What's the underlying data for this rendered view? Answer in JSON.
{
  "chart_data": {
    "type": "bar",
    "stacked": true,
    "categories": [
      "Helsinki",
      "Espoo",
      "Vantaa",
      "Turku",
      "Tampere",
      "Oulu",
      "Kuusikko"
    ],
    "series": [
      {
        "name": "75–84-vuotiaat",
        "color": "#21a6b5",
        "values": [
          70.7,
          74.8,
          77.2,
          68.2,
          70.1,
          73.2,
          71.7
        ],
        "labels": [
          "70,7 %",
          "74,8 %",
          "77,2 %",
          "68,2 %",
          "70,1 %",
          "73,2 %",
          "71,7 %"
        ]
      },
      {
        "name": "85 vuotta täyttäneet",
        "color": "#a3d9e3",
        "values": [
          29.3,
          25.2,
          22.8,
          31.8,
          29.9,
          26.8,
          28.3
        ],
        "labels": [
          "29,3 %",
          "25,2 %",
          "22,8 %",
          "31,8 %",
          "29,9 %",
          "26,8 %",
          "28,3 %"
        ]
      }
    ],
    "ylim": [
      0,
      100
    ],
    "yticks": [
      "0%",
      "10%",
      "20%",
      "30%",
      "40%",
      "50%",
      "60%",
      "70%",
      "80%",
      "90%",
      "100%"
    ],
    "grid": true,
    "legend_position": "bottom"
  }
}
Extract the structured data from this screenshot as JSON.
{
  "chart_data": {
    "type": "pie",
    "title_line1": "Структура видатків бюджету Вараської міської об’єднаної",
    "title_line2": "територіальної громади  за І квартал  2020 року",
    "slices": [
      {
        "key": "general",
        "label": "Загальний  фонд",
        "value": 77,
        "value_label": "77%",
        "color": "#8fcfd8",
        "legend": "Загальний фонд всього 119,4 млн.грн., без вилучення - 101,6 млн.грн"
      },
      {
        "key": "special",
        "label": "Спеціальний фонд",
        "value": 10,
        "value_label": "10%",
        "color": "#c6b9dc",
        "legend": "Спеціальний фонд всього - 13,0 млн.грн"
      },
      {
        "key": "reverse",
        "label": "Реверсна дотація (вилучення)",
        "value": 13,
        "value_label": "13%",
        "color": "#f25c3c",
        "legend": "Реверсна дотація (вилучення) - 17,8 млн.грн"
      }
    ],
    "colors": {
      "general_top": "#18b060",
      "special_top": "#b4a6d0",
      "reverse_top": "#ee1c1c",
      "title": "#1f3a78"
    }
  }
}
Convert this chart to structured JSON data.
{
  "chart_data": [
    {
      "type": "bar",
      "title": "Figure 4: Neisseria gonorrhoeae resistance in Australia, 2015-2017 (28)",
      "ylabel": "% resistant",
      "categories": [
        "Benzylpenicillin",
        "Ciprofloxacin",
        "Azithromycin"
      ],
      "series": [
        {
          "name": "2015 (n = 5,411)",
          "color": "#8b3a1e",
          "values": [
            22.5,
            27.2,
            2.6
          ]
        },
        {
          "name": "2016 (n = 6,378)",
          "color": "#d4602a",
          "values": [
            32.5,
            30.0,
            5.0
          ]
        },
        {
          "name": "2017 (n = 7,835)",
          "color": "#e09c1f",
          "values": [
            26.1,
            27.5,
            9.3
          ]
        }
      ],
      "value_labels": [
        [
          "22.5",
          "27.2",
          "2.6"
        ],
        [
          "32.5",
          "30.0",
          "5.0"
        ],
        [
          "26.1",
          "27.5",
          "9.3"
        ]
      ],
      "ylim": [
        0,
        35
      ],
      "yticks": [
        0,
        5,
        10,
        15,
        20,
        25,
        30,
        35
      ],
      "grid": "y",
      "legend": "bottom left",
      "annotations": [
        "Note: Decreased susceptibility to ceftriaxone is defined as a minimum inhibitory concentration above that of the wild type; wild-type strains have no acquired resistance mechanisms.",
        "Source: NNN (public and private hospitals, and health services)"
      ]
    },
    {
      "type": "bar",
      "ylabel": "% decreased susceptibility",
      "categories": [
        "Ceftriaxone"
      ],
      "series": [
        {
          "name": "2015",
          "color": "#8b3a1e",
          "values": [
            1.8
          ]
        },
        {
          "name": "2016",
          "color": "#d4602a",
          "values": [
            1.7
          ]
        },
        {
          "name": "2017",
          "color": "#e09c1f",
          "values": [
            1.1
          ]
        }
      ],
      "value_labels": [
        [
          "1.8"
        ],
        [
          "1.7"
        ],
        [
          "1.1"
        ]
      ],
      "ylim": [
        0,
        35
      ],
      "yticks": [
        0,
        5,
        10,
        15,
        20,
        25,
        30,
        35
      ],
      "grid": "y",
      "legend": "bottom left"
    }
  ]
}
-*-
> _SET TASK_:
Search the entries for the word "ylabel" and copy every line that has it.

> _OUTPUT BELOW_:
      "ylabel": "% resistant",
      "ylabel": "% decreased susceptibility",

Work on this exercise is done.